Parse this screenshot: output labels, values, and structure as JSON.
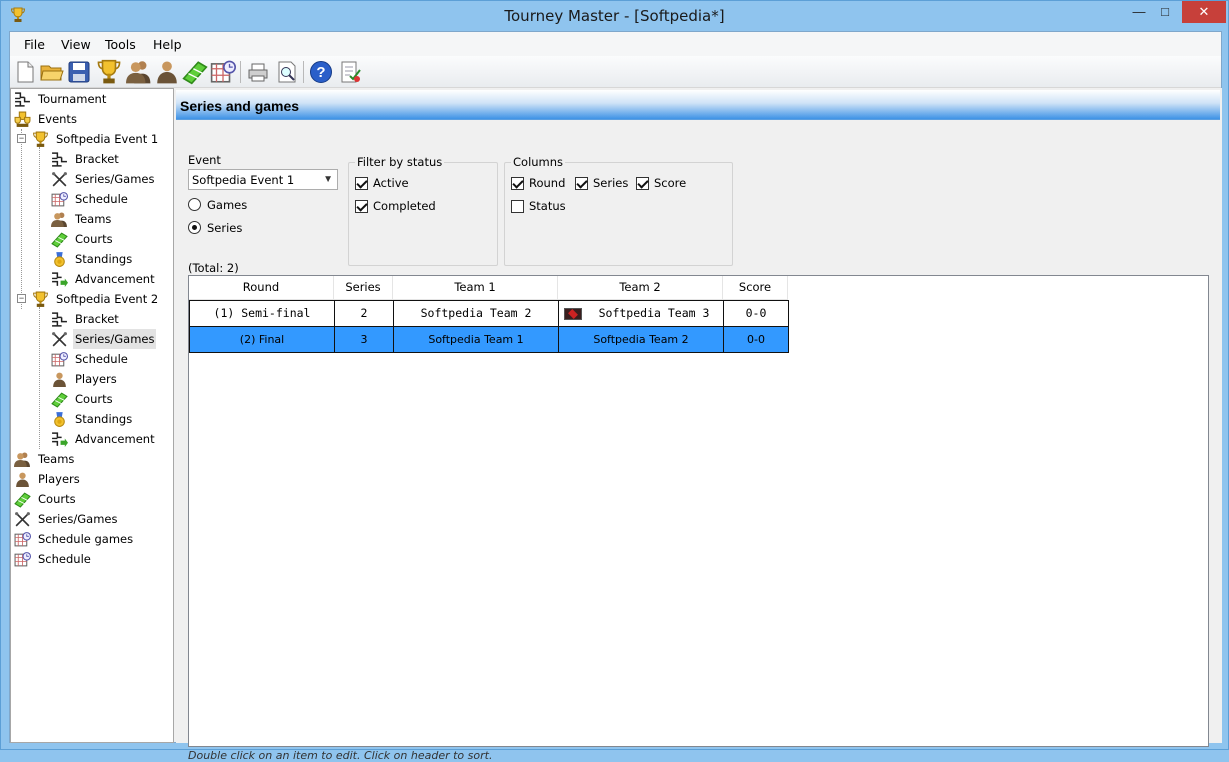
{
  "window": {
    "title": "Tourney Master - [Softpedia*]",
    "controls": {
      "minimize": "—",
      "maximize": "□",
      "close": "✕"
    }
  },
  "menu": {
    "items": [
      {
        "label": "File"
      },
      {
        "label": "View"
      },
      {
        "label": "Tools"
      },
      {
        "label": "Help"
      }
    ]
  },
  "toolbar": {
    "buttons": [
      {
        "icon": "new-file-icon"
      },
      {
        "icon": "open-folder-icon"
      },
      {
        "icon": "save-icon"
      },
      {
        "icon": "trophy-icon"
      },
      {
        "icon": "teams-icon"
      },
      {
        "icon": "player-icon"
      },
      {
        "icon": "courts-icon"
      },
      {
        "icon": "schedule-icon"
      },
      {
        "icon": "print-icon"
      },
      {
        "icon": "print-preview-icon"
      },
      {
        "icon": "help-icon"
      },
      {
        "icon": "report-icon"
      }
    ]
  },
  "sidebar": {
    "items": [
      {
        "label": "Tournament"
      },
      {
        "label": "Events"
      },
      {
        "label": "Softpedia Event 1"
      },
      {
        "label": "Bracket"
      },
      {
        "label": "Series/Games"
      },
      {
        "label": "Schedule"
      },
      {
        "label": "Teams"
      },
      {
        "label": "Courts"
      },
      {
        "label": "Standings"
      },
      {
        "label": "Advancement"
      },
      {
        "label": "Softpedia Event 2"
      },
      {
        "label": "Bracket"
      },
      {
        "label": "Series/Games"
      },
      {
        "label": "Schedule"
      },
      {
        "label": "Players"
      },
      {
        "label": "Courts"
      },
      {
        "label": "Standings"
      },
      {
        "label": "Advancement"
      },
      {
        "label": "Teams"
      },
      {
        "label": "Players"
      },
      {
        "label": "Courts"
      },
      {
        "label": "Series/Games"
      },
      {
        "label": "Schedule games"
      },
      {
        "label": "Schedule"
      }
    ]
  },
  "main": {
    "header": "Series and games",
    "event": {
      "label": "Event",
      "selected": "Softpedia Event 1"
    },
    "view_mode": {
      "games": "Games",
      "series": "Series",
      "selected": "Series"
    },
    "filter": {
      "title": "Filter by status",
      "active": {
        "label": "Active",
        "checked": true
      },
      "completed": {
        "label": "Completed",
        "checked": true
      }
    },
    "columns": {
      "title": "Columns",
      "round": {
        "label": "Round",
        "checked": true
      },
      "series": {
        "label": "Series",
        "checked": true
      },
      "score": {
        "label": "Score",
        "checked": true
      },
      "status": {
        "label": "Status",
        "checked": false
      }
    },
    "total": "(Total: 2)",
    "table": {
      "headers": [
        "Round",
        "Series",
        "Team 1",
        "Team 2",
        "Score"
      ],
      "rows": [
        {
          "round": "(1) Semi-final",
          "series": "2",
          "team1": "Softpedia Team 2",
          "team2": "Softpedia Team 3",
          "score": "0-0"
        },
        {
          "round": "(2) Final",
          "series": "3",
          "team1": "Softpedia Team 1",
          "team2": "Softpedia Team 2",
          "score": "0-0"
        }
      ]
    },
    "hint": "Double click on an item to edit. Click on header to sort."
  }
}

-.-.-

*To do:* All entries must be written out again exactly as given, with no pictures in the copy.

*Task result:*
Parse this screenshot: output labels, values, and structure as JSON.
{
  "window": {
    "title": "Tourney Master - [Softpedia*]",
    "controls": {
      "minimize": "—",
      "maximize": "□",
      "close": "✕"
    }
  },
  "menu": {
    "items": [
      {
        "label": "File"
      },
      {
        "label": "View"
      },
      {
        "label": "Tools"
      },
      {
        "label": "Help"
      }
    ]
  },
  "toolbar": {
    "buttons": [
      {
        "icon": "new-file-icon"
      },
      {
        "icon": "open-folder-icon"
      },
      {
        "icon": "save-icon"
      },
      {
        "icon": "trophy-icon"
      },
      {
        "icon": "teams-icon"
      },
      {
        "icon": "player-icon"
      },
      {
        "icon": "courts-icon"
      },
      {
        "icon": "schedule-icon"
      },
      {
        "icon": "print-icon"
      },
      {
        "icon": "print-preview-icon"
      },
      {
        "icon": "help-icon"
      },
      {
        "icon": "report-icon"
      }
    ]
  },
  "sidebar": {
    "items": [
      {
        "label": "Tournament"
      },
      {
        "label": "Events"
      },
      {
        "label": "Softpedia Event 1"
      },
      {
        "label": "Bracket"
      },
      {
        "label": "Series/Games"
      },
      {
        "label": "Schedule"
      },
      {
        "label": "Teams"
      },
      {
        "label": "Courts"
      },
      {
        "label": "Standings"
      },
      {
        "label": "Advancement"
      },
      {
        "label": "Softpedia Event 2"
      },
      {
        "label": "Bracket"
      },
      {
        "label": "Series/Games"
      },
      {
        "label": "Schedule"
      },
      {
        "label": "Players"
      },
      {
        "label": "Courts"
      },
      {
        "label": "Standings"
      },
      {
        "label": "Advancement"
      },
      {
        "label": "Teams"
      },
      {
        "label": "Players"
      },
      {
        "label": "Courts"
      },
      {
        "label": "Series/Games"
      },
      {
        "label": "Schedule games"
      },
      {
        "label": "Schedule"
      }
    ]
  },
  "main": {
    "header": "Series and games",
    "event": {
      "label": "Event",
      "selected": "Softpedia Event 1"
    },
    "view_mode": {
      "games": "Games",
      "series": "Series",
      "selected": "Series"
    },
    "filter": {
      "title": "Filter by status",
      "active": {
        "label": "Active",
        "checked": true
      },
      "completed": {
        "label": "Completed",
        "checked": true
      }
    },
    "columns": {
      "title": "Columns",
      "round": {
        "label": "Round",
        "checked": true
      },
      "series": {
        "label": "Series",
        "checked": true
      },
      "score": {
        "label": "Score",
        "checked": true
      },
      "status": {
        "label": "Status",
        "checked": false
      }
    },
    "total": "(Total: 2)",
    "table": {
      "headers": [
        "Round",
        "Series",
        "Team 1",
        "Team 2",
        "Score"
      ],
      "rows": [
        {
          "round": "(1) Semi-final",
          "series": "2",
          "team1": "Softpedia Team 2",
          "team2": "Softpedia Team 3",
          "score": "0-0"
        },
        {
          "round": "(2) Final",
          "series": "3",
          "team1": "Softpedia Team 1",
          "team2": "Softpedia Team 2",
          "score": "0-0"
        }
      ]
    },
    "hint": "Double click on an item to edit. Click on header to sort."
  }
}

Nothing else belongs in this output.